(Source records)
↓

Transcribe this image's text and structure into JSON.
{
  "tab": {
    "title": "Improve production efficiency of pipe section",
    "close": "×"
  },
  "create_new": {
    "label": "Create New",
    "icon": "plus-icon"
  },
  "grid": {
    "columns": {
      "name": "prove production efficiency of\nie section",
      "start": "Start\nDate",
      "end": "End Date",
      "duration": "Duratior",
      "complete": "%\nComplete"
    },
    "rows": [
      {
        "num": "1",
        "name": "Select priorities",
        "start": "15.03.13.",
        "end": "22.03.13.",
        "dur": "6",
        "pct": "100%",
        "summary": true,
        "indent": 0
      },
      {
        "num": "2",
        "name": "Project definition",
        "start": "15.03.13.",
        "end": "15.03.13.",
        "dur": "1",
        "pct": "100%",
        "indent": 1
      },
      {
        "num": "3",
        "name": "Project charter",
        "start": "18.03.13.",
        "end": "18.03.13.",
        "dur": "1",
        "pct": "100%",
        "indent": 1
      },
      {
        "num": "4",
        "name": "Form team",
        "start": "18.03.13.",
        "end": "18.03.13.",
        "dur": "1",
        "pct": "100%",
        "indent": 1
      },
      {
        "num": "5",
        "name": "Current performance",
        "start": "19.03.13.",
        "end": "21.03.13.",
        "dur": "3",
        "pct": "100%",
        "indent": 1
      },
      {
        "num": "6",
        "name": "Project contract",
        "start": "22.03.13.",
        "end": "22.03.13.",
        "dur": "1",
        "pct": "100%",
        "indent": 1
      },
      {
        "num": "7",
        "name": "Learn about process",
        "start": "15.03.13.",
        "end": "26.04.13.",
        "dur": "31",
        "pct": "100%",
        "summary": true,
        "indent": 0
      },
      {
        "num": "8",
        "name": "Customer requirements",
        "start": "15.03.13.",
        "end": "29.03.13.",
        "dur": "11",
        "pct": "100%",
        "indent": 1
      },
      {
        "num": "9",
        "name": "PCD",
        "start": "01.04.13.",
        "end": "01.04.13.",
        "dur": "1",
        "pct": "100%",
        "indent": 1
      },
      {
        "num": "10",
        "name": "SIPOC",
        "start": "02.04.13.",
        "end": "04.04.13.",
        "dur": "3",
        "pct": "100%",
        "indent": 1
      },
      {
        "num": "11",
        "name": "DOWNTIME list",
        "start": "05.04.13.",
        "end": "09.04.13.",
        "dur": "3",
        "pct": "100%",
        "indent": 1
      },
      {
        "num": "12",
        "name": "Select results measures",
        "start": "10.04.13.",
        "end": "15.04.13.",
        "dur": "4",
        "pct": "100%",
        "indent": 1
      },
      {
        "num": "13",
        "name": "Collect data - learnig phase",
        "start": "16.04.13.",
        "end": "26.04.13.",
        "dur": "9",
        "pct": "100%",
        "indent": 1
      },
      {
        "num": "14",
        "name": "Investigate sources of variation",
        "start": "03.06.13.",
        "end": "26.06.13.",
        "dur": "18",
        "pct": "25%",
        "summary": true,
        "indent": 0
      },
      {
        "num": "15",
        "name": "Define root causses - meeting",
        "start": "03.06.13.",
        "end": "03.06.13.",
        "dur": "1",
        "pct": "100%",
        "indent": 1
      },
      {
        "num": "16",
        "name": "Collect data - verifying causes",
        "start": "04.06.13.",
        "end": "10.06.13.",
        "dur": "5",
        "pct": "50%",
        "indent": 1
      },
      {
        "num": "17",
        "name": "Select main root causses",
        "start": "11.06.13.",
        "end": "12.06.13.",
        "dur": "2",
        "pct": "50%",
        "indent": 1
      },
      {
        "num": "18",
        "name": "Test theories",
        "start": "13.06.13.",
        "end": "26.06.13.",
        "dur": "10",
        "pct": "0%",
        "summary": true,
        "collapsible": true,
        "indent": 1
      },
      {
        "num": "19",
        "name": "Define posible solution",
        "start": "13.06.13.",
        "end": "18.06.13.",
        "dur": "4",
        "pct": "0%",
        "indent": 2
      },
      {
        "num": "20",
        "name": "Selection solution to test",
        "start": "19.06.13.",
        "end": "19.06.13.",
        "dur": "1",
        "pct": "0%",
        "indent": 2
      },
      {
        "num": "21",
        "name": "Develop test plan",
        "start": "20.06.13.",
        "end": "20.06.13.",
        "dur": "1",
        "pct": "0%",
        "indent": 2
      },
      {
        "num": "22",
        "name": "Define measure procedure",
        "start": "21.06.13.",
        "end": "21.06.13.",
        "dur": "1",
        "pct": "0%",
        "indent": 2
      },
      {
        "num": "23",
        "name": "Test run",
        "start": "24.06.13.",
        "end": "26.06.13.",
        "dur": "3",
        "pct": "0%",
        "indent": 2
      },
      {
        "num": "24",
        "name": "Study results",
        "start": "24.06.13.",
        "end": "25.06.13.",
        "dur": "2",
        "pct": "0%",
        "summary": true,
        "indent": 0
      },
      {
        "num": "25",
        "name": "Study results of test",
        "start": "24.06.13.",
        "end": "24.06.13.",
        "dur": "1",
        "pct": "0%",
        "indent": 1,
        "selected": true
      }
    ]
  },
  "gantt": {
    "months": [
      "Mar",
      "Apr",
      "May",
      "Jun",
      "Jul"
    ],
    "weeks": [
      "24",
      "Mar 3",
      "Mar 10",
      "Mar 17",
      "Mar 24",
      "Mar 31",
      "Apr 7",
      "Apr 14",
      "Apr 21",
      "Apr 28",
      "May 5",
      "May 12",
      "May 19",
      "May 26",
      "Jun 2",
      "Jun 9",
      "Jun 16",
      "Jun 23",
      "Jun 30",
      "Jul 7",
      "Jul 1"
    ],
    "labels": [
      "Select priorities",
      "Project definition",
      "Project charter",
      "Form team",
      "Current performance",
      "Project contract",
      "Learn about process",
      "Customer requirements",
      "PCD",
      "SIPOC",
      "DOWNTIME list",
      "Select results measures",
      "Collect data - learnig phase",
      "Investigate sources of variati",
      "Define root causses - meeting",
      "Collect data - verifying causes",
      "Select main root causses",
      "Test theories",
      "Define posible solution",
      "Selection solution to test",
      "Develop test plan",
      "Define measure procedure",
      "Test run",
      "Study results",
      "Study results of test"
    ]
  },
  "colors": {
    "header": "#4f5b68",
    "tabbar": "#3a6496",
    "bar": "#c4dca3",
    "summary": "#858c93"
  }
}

↑

**YOUR OBJECTIVE:**
Reproduce every entry shown above, precisely as it stands.

**TASK OUTPUT:**
Transcribe this image's text and structure into JSON.
{
  "tab": {
    "title": "Improve production efficiency of pipe section",
    "close": "×"
  },
  "create_new": {
    "label": "Create New",
    "icon": "plus-icon"
  },
  "grid": {
    "columns": {
      "name": "prove production efficiency of\nie section",
      "start": "Start\nDate",
      "end": "End Date",
      "duration": "Duratior",
      "complete": "%\nComplete"
    },
    "rows": [
      {
        "num": "1",
        "name": "Select priorities",
        "start": "15.03.13.",
        "end": "22.03.13.",
        "dur": "6",
        "pct": "100%",
        "summary": true,
        "indent": 0
      },
      {
        "num": "2",
        "name": "Project definition",
        "start": "15.03.13.",
        "end": "15.03.13.",
        "dur": "1",
        "pct": "100%",
        "indent": 1
      },
      {
        "num": "3",
        "name": "Project charter",
        "start": "18.03.13.",
        "end": "18.03.13.",
        "dur": "1",
        "pct": "100%",
        "indent": 1
      },
      {
        "num": "4",
        "name": "Form team",
        "start": "18.03.13.",
        "end": "18.03.13.",
        "dur": "1",
        "pct": "100%",
        "indent": 1
      },
      {
        "num": "5",
        "name": "Current performance",
        "start": "19.03.13.",
        "end": "21.03.13.",
        "dur": "3",
        "pct": "100%",
        "indent": 1
      },
      {
        "num": "6",
        "name": "Project contract",
        "start": "22.03.13.",
        "end": "22.03.13.",
        "dur": "1",
        "pct": "100%",
        "indent": 1
      },
      {
        "num": "7",
        "name": "Learn about process",
        "start": "15.03.13.",
        "end": "26.04.13.",
        "dur": "31",
        "pct": "100%",
        "summary": true,
        "indent": 0
      },
      {
        "num": "8",
        "name": "Customer requirements",
        "start": "15.03.13.",
        "end": "29.03.13.",
        "dur": "11",
        "pct": "100%",
        "indent": 1
      },
      {
        "num": "9",
        "name": "PCD",
        "start": "01.04.13.",
        "end": "01.04.13.",
        "dur": "1",
        "pct": "100%",
        "indent": 1
      },
      {
        "num": "10",
        "name": "SIPOC",
        "start": "02.04.13.",
        "end": "04.04.13.",
        "dur": "3",
        "pct": "100%",
        "indent": 1
      },
      {
        "num": "11",
        "name": "DOWNTIME list",
        "start": "05.04.13.",
        "end": "09.04.13.",
        "dur": "3",
        "pct": "100%",
        "indent": 1
      },
      {
        "num": "12",
        "name": "Select results measures",
        "start": "10.04.13.",
        "end": "15.04.13.",
        "dur": "4",
        "pct": "100%",
        "indent": 1
      },
      {
        "num": "13",
        "name": "Collect data - learnig phase",
        "start": "16.04.13.",
        "end": "26.04.13.",
        "dur": "9",
        "pct": "100%",
        "indent": 1
      },
      {
        "num": "14",
        "name": "Investigate sources of variation",
        "start": "03.06.13.",
        "end": "26.06.13.",
        "dur": "18",
        "pct": "25%",
        "summary": true,
        "indent": 0
      },
      {
        "num": "15",
        "name": "Define root causses - meeting",
        "start": "03.06.13.",
        "end": "03.06.13.",
        "dur": "1",
        "pct": "100%",
        "indent": 1
      },
      {
        "num": "16",
        "name": "Collect data - verifying causes",
        "start": "04.06.13.",
        "end": "10.06.13.",
        "dur": "5",
        "pct": "50%",
        "indent": 1
      },
      {
        "num": "17",
        "name": "Select main root causses",
        "start": "11.06.13.",
        "end": "12.06.13.",
        "dur": "2",
        "pct": "50%",
        "indent": 1
      },
      {
        "num": "18",
        "name": "Test theories",
        "start": "13.06.13.",
        "end": "26.06.13.",
        "dur": "10",
        "pct": "0%",
        "summary": true,
        "collapsible": true,
        "indent": 1
      },
      {
        "num": "19",
        "name": "Define posible solution",
        "start": "13.06.13.",
        "end": "18.06.13.",
        "dur": "4",
        "pct": "0%",
        "indent": 2
      },
      {
        "num": "20",
        "name": "Selection solution to test",
        "start": "19.06.13.",
        "end": "19.06.13.",
        "dur": "1",
        "pct": "0%",
        "indent": 2
      },
      {
        "num": "21",
        "name": "Develop test plan",
        "start": "20.06.13.",
        "end": "20.06.13.",
        "dur": "1",
        "pct": "0%",
        "indent": 2
      },
      {
        "num": "22",
        "name": "Define measure procedure",
        "start": "21.06.13.",
        "end": "21.06.13.",
        "dur": "1",
        "pct": "0%",
        "indent": 2
      },
      {
        "num": "23",
        "name": "Test run",
        "start": "24.06.13.",
        "end": "26.06.13.",
        "dur": "3",
        "pct": "0%",
        "indent": 2
      },
      {
        "num": "24",
        "name": "Study results",
        "start": "24.06.13.",
        "end": "25.06.13.",
        "dur": "2",
        "pct": "0%",
        "summary": true,
        "indent": 0
      },
      {
        "num": "25",
        "name": "Study results of test",
        "start": "24.06.13.",
        "end": "24.06.13.",
        "dur": "1",
        "pct": "0%",
        "indent": 1,
        "selected": true
      }
    ]
  },
  "gantt": {
    "months": [
      "Mar",
      "Apr",
      "May",
      "Jun",
      "Jul"
    ],
    "weeks": [
      "24",
      "Mar 3",
      "Mar 10",
      "Mar 17",
      "Mar 24",
      "Mar 31",
      "Apr 7",
      "Apr 14",
      "Apr 21",
      "Apr 28",
      "May 5",
      "May 12",
      "May 19",
      "May 26",
      "Jun 2",
      "Jun 9",
      "Jun 16",
      "Jun 23",
      "Jun 30",
      "Jul 7",
      "Jul 1"
    ],
    "labels": [
      "Select priorities",
      "Project definition",
      "Project charter",
      "Form team",
      "Current performance",
      "Project contract",
      "Learn about process",
      "Customer requirements",
      "PCD",
      "SIPOC",
      "DOWNTIME list",
      "Select results measures",
      "Collect data - learnig phase",
      "Investigate sources of variati",
      "Define root causses - meeting",
      "Collect data - verifying causes",
      "Select main root causses",
      "Test theories",
      "Define posible solution",
      "Selection solution to test",
      "Develop test plan",
      "Define measure procedure",
      "Test run",
      "Study results",
      "Study results of test"
    ]
  },
  "colors": {
    "header": "#4f5b68",
    "tabbar": "#3a6496",
    "bar": "#c4dca3",
    "summary": "#858c93"
  }
}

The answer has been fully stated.